### Goal of the exercise
Reproduce the listing exactly, with no pictures in your copy.

### Extracted material

:::

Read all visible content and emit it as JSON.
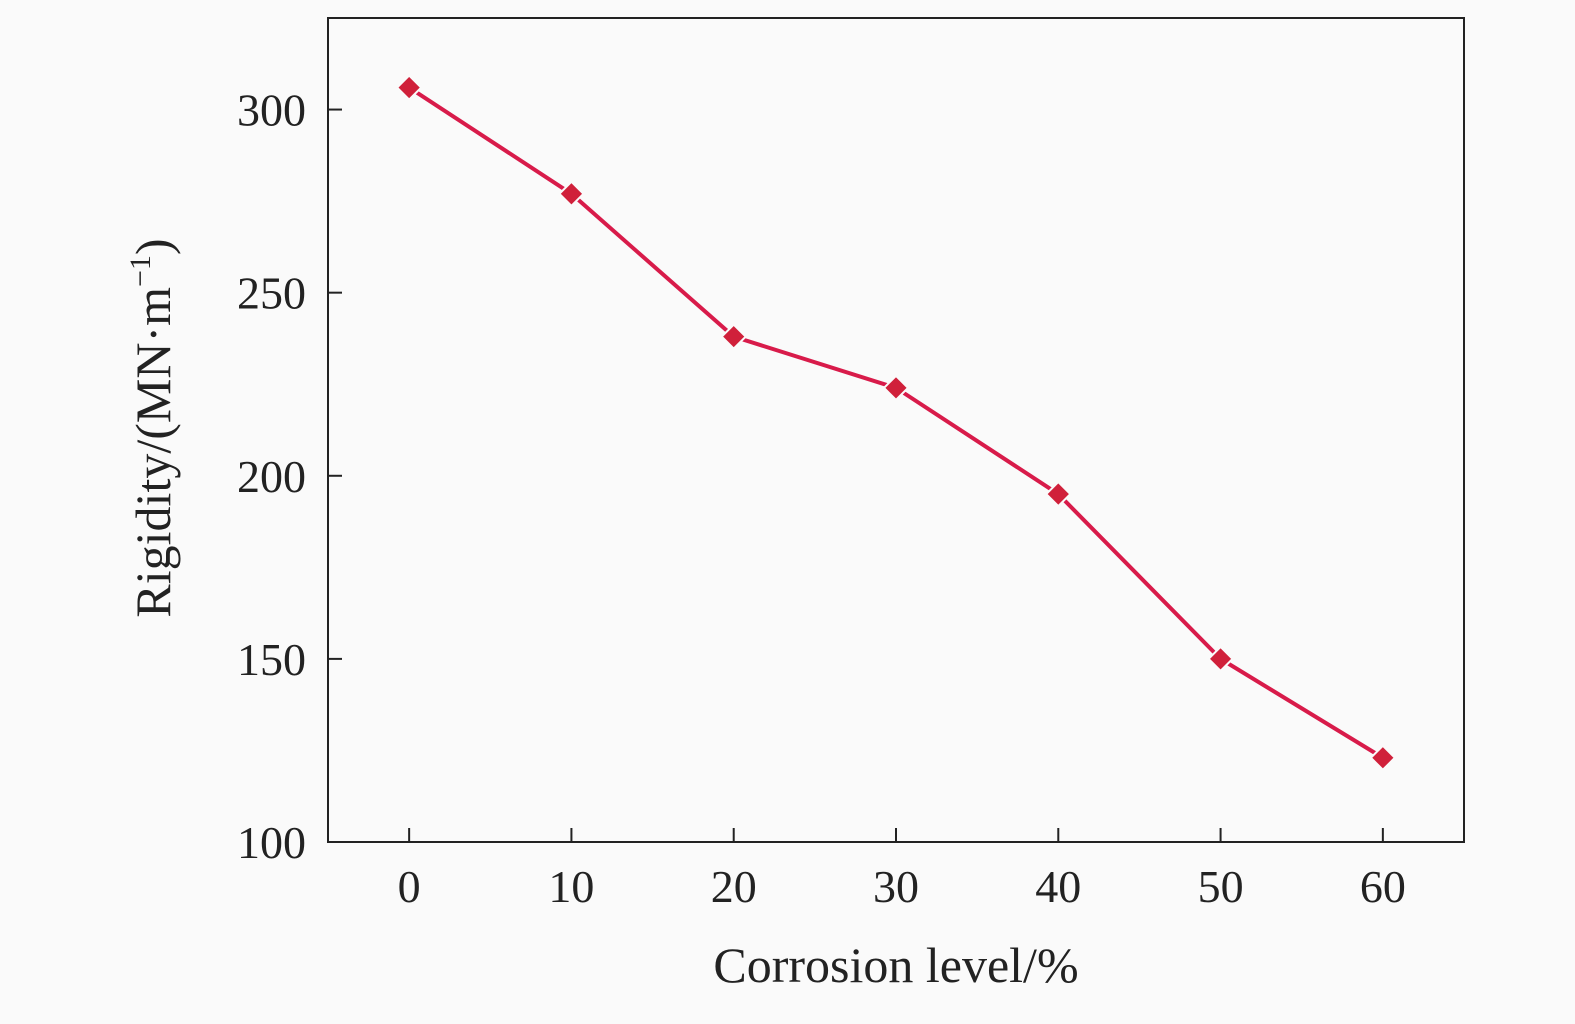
{
  "chart_data": {
    "type": "line",
    "xlabel": "Corrosion level/%",
    "ylabel": "Rigidity/(MN·m",
    "ylabel_superscript": "−1",
    "ylabel_close": ")",
    "x": [
      0,
      10,
      20,
      30,
      40,
      50,
      60
    ],
    "series": [
      {
        "values": [
          306,
          277,
          238,
          224,
          195,
          150,
          123
        ]
      }
    ],
    "xlim": [
      -5,
      65
    ],
    "ylim": [
      100,
      325
    ],
    "xticks": [
      0,
      10,
      20,
      30,
      40,
      50,
      60
    ],
    "yticks": [
      100,
      150,
      200,
      250,
      300
    ],
    "grid": false,
    "line_color": "#d81b4a",
    "marker_color": "#d0203a",
    "marker": "diamond"
  }
}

:::

### Output below
Read all visible content and emit it as JSON.
{
  "chart_data": {
    "type": "line",
    "xlabel": "Corrosion level/%",
    "ylabel": "Rigidity/(MN·m",
    "ylabel_superscript": "−1",
    "ylabel_close": ")",
    "x": [
      0,
      10,
      20,
      30,
      40,
      50,
      60
    ],
    "series": [
      {
        "values": [
          306,
          277,
          238,
          224,
          195,
          150,
          123
        ]
      }
    ],
    "xlim": [
      -5,
      65
    ],
    "ylim": [
      100,
      325
    ],
    "xticks": [
      0,
      10,
      20,
      30,
      40,
      50,
      60
    ],
    "yticks": [
      100,
      150,
      200,
      250,
      300
    ],
    "grid": false,
    "line_color": "#d81b4a",
    "marker_color": "#d0203a",
    "marker": "diamond"
  }
}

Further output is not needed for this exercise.